*RECORDS SHOWN*
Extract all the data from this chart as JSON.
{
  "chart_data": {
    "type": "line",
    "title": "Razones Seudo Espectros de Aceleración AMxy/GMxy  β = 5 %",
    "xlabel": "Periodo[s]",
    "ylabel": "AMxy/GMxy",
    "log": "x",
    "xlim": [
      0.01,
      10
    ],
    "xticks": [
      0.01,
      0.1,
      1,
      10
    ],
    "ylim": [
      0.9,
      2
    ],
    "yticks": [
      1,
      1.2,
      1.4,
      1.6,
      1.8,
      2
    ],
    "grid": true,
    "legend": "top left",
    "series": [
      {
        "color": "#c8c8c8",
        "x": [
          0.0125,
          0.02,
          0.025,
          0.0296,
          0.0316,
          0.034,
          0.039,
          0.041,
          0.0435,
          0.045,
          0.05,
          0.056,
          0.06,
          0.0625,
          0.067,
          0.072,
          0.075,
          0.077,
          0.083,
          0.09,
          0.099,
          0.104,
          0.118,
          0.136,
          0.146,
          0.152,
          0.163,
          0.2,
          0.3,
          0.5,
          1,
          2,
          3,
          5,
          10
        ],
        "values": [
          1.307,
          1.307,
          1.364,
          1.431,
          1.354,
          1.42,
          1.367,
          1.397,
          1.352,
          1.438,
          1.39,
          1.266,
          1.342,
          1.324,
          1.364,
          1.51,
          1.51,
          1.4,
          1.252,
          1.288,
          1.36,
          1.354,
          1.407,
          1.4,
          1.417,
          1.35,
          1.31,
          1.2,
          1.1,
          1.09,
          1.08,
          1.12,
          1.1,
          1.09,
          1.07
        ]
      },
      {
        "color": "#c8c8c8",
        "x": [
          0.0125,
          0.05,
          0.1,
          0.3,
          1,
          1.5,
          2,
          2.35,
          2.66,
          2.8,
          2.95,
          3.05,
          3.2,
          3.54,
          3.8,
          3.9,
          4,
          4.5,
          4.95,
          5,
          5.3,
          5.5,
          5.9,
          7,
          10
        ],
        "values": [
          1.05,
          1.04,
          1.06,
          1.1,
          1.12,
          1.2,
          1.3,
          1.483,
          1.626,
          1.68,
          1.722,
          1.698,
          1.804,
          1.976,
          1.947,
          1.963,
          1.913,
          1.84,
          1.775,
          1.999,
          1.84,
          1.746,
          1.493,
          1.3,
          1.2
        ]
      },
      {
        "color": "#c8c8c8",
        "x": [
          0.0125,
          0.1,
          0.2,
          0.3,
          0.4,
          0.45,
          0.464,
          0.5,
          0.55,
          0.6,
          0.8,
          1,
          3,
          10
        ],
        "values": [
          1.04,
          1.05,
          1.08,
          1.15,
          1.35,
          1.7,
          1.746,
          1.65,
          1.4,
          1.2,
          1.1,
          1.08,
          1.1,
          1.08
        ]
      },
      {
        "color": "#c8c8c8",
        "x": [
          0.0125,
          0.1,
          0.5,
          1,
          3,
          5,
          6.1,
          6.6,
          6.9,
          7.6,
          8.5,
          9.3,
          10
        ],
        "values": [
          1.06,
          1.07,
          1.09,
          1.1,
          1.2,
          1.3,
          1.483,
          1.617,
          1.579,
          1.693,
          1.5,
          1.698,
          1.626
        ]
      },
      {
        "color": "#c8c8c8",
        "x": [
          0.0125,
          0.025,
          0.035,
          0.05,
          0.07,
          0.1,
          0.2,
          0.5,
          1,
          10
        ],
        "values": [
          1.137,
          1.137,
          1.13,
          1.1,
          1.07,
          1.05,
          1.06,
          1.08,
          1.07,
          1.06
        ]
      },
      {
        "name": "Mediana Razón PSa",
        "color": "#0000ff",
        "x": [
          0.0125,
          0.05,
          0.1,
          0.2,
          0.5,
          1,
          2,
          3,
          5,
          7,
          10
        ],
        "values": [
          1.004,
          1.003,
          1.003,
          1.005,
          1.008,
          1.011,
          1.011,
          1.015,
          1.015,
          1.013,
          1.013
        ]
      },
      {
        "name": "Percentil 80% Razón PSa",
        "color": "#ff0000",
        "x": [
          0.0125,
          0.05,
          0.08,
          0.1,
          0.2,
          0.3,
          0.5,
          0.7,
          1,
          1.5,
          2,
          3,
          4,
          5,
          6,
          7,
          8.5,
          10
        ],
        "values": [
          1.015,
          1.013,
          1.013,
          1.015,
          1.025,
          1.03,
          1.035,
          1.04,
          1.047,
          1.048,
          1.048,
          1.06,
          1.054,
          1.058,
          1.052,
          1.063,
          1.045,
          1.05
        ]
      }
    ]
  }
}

*OBJECTIVE*
Reproduce each line holding the word "GMxy".

*EXPECTED ANSWER*
    "title": "Razones Seudo Espectros de Aceleración AMxy/GMxy  β = 5 %",
    "ylabel": "AMxy/GMxy",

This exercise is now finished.